═══ GIVEN RECORDS

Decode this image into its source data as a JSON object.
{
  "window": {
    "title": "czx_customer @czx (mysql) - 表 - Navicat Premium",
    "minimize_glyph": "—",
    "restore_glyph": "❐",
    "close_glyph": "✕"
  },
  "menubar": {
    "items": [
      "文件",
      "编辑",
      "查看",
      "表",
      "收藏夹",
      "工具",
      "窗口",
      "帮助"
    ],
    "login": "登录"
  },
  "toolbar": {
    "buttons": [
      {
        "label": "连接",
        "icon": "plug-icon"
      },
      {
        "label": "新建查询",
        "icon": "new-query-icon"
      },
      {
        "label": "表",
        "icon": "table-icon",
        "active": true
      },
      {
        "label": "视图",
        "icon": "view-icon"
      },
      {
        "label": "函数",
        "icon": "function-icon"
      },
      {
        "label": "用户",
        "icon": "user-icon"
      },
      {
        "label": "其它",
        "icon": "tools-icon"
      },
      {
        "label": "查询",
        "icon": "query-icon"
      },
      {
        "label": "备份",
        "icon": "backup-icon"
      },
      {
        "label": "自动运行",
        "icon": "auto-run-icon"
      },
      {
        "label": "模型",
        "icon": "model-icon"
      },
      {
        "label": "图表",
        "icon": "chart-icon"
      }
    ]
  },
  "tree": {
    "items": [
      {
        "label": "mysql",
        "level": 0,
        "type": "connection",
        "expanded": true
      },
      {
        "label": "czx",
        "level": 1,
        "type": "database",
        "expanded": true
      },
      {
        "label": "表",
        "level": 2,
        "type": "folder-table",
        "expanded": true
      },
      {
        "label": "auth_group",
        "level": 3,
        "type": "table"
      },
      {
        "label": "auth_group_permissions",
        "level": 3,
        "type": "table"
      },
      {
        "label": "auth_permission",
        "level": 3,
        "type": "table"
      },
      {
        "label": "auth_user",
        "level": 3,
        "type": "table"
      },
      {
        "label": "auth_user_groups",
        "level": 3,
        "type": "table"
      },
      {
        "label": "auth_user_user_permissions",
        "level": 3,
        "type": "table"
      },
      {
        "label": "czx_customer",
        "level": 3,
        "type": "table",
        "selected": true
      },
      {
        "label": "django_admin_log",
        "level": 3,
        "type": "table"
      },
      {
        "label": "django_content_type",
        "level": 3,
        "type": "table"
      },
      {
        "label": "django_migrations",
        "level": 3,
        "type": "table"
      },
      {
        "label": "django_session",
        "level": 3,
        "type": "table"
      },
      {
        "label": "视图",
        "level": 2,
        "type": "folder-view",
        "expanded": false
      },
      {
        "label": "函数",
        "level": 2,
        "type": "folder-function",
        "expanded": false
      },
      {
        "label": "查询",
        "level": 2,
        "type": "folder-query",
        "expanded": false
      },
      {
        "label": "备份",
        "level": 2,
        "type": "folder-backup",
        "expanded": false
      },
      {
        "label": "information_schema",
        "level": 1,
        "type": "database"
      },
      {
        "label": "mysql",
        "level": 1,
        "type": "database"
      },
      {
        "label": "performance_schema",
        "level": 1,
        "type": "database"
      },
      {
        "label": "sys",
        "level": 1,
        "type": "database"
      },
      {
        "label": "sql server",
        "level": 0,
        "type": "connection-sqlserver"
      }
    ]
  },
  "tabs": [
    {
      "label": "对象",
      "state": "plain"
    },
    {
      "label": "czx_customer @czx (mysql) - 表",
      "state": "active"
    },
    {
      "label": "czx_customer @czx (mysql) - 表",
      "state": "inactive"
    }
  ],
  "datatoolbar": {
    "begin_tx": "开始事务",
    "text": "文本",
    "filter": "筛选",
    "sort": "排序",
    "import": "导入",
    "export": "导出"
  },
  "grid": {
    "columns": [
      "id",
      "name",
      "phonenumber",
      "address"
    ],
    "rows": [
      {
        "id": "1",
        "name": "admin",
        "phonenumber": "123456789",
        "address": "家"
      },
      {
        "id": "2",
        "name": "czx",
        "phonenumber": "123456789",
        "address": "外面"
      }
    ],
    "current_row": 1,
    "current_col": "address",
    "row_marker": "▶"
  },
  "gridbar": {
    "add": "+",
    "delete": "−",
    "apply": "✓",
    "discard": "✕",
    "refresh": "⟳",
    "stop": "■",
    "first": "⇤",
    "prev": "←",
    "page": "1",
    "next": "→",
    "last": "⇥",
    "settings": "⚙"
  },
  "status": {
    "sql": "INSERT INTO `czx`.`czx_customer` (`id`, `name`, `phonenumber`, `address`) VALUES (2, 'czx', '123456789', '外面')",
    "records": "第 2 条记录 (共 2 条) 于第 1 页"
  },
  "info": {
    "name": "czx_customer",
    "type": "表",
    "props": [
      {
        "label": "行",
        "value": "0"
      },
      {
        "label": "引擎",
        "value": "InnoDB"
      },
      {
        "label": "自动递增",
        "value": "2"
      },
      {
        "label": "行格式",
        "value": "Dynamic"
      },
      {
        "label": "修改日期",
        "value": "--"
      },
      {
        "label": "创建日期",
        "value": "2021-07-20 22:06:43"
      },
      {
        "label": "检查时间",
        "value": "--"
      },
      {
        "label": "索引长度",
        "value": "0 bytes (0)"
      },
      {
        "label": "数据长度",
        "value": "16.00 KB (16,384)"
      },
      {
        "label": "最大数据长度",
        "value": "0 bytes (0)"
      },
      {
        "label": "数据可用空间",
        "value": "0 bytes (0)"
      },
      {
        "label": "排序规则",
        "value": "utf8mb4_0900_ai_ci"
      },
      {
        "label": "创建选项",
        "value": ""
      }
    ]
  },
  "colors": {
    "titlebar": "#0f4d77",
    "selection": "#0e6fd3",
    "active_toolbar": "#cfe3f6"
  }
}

══════

EXERCISE GOAL:
Print the material once more, exactly.

EXERCISE RESPONSE:
Decode this image into its source data as a JSON object.
{
  "window": {
    "title": "czx_customer @czx (mysql) - 表 - Navicat Premium",
    "minimize_glyph": "—",
    "restore_glyph": "❐",
    "close_glyph": "✕"
  },
  "menubar": {
    "items": [
      "文件",
      "编辑",
      "查看",
      "表",
      "收藏夹",
      "工具",
      "窗口",
      "帮助"
    ],
    "login": "登录"
  },
  "toolbar": {
    "buttons": [
      {
        "label": "连接",
        "icon": "plug-icon"
      },
      {
        "label": "新建查询",
        "icon": "new-query-icon"
      },
      {
        "label": "表",
        "icon": "table-icon",
        "active": true
      },
      {
        "label": "视图",
        "icon": "view-icon"
      },
      {
        "label": "函数",
        "icon": "function-icon"
      },
      {
        "label": "用户",
        "icon": "user-icon"
      },
      {
        "label": "其它",
        "icon": "tools-icon"
      },
      {
        "label": "查询",
        "icon": "query-icon"
      },
      {
        "label": "备份",
        "icon": "backup-icon"
      },
      {
        "label": "自动运行",
        "icon": "auto-run-icon"
      },
      {
        "label": "模型",
        "icon": "model-icon"
      },
      {
        "label": "图表",
        "icon": "chart-icon"
      }
    ]
  },
  "tree": {
    "items": [
      {
        "label": "mysql",
        "level": 0,
        "type": "connection",
        "expanded": true
      },
      {
        "label": "czx",
        "level": 1,
        "type": "database",
        "expanded": true
      },
      {
        "label": "表",
        "level": 2,
        "type": "folder-table",
        "expanded": true
      },
      {
        "label": "auth_group",
        "level": 3,
        "type": "table"
      },
      {
        "label": "auth_group_permissions",
        "level": 3,
        "type": "table"
      },
      {
        "label": "auth_permission",
        "level": 3,
        "type": "table"
      },
      {
        "label": "auth_user",
        "level": 3,
        "type": "table"
      },
      {
        "label": "auth_user_groups",
        "level": 3,
        "type": "table"
      },
      {
        "label": "auth_user_user_permissions",
        "level": 3,
        "type": "table"
      },
      {
        "label": "czx_customer",
        "level": 3,
        "type": "table",
        "selected": true
      },
      {
        "label": "django_admin_log",
        "level": 3,
        "type": "table"
      },
      {
        "label": "django_content_type",
        "level": 3,
        "type": "table"
      },
      {
        "label": "django_migrations",
        "level": 3,
        "type": "table"
      },
      {
        "label": "django_session",
        "level": 3,
        "type": "table"
      },
      {
        "label": "视图",
        "level": 2,
        "type": "folder-view",
        "expanded": false
      },
      {
        "label": "函数",
        "level": 2,
        "type": "folder-function",
        "expanded": false
      },
      {
        "label": "查询",
        "level": 2,
        "type": "folder-query",
        "expanded": false
      },
      {
        "label": "备份",
        "level": 2,
        "type": "folder-backup",
        "expanded": false
      },
      {
        "label": "information_schema",
        "level": 1,
        "type": "database"
      },
      {
        "label": "mysql",
        "level": 1,
        "type": "database"
      },
      {
        "label": "performance_schema",
        "level": 1,
        "type": "database"
      },
      {
        "label": "sys",
        "level": 1,
        "type": "database"
      },
      {
        "label": "sql server",
        "level": 0,
        "type": "connection-sqlserver"
      }
    ]
  },
  "tabs": [
    {
      "label": "对象",
      "state": "plain"
    },
    {
      "label": "czx_customer @czx (mysql) - 表",
      "state": "active"
    },
    {
      "label": "czx_customer @czx (mysql) - 表",
      "state": "inactive"
    }
  ],
  "datatoolbar": {
    "begin_tx": "开始事务",
    "text": "文本",
    "filter": "筛选",
    "sort": "排序",
    "import": "导入",
    "export": "导出"
  },
  "grid": {
    "columns": [
      "id",
      "name",
      "phonenumber",
      "address"
    ],
    "rows": [
      {
        "id": "1",
        "name": "admin",
        "phonenumber": "123456789",
        "address": "家"
      },
      {
        "id": "2",
        "name": "czx",
        "phonenumber": "123456789",
        "address": "外面"
      }
    ],
    "current_row": 1,
    "current_col": "address",
    "row_marker": "▶"
  },
  "gridbar": {
    "add": "+",
    "delete": "−",
    "apply": "✓",
    "discard": "✕",
    "refresh": "⟳",
    "stop": "■",
    "first": "⇤",
    "prev": "←",
    "page": "1",
    "next": "→",
    "last": "⇥",
    "settings": "⚙"
  },
  "status": {
    "sql": "INSERT INTO `czx`.`czx_customer` (`id`, `name`, `phonenumber`, `address`) VALUES (2, 'czx', '123456789', '外面')",
    "records": "第 2 条记录 (共 2 条) 于第 1 页"
  },
  "info": {
    "name": "czx_customer",
    "type": "表",
    "props": [
      {
        "label": "行",
        "value": "0"
      },
      {
        "label": "引擎",
        "value": "InnoDB"
      },
      {
        "label": "自动递增",
        "value": "2"
      },
      {
        "label": "行格式",
        "value": "Dynamic"
      },
      {
        "label": "修改日期",
        "value": "--"
      },
      {
        "label": "创建日期",
        "value": "2021-07-20 22:06:43"
      },
      {
        "label": "检查时间",
        "value": "--"
      },
      {
        "label": "索引长度",
        "value": "0 bytes (0)"
      },
      {
        "label": "数据长度",
        "value": "16.00 KB (16,384)"
      },
      {
        "label": "最大数据长度",
        "value": "0 bytes (0)"
      },
      {
        "label": "数据可用空间",
        "value": "0 bytes (0)"
      },
      {
        "label": "排序规则",
        "value": "utf8mb4_0900_ai_ci"
      },
      {
        "label": "创建选项",
        "value": ""
      }
    ]
  },
  "colors": {
    "titlebar": "#0f4d77",
    "selection": "#0e6fd3",
    "active_toolbar": "#cfe3f6"
  }
}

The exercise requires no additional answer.